Each line in the entries below that holds the string "size" is to be listed.

— Start of EXTRACTED INFORMATION —

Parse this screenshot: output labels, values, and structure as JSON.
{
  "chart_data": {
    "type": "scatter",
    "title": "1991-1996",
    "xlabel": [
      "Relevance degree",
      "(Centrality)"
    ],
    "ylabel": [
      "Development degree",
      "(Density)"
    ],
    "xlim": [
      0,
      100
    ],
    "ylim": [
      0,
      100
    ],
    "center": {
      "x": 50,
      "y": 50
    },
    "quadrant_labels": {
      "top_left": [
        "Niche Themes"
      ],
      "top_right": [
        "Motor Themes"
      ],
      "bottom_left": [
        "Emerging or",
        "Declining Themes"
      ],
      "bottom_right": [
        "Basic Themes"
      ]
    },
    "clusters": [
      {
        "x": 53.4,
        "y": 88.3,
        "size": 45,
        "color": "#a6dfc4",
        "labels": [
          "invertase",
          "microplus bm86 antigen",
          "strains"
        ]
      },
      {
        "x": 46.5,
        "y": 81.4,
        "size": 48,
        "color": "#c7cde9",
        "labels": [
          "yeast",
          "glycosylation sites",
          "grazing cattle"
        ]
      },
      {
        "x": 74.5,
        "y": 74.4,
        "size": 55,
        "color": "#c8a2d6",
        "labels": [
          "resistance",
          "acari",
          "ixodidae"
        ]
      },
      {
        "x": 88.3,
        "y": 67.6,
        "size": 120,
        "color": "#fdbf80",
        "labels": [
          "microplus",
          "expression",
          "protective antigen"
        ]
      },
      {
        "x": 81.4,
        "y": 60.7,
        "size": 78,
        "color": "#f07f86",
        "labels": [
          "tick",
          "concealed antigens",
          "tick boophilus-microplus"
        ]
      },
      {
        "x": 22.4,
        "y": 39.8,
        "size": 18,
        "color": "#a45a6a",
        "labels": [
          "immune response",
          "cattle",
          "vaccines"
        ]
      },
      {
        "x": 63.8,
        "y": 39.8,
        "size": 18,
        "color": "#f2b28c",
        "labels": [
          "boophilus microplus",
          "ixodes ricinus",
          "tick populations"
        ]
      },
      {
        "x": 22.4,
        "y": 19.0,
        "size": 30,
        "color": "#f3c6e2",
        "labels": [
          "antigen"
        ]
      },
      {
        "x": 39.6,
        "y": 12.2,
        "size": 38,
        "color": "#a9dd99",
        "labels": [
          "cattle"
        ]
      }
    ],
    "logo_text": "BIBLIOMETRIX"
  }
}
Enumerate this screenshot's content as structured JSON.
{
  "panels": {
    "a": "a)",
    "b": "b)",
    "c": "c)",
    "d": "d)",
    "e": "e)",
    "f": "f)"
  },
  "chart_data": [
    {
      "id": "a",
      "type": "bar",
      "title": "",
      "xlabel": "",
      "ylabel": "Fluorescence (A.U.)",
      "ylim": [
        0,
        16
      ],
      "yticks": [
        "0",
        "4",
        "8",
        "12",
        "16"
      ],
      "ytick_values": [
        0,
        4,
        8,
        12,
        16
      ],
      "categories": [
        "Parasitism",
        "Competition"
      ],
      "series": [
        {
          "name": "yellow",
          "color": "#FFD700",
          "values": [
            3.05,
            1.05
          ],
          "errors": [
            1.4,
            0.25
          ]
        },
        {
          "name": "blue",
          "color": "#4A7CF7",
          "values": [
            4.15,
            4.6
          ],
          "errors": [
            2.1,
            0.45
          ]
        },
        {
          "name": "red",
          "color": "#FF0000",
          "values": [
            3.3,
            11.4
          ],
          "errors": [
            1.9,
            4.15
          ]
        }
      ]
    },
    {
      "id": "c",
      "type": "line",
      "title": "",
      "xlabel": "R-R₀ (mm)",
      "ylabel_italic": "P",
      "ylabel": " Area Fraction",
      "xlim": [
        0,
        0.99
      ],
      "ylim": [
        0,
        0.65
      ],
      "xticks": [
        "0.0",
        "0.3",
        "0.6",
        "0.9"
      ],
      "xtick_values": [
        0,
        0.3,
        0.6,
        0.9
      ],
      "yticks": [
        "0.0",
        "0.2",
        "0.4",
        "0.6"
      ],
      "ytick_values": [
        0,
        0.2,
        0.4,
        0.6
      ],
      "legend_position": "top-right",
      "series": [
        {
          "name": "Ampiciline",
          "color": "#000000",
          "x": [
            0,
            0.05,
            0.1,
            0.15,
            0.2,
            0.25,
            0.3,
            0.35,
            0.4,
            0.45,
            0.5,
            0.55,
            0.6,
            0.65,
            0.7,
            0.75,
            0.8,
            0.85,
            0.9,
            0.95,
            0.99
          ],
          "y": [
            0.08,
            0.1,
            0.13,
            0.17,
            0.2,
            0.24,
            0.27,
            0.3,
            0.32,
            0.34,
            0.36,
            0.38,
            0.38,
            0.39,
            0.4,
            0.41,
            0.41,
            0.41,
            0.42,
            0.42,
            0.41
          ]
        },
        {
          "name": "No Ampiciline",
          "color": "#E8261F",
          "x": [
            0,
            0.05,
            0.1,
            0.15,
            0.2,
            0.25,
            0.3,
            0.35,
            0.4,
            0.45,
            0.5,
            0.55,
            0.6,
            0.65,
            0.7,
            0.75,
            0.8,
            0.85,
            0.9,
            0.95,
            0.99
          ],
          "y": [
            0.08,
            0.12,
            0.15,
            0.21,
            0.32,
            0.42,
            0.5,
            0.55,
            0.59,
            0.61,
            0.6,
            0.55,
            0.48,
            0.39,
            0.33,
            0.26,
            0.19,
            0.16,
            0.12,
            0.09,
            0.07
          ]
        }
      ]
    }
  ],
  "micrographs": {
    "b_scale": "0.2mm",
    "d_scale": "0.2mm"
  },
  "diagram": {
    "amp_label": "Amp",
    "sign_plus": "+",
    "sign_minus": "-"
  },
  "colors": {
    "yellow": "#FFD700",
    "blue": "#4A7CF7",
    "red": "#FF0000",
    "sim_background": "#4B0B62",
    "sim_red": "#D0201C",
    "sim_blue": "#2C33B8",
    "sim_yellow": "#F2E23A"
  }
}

— End of EXTRACTED INFORMATION —

• REPLY:
        "size": 45,
        "size": 48,
        "size": 55,
        "size": 120,
        "size": 78,
        "size": 18,
        "size": 18,
        "size": 30,
        "size": 38,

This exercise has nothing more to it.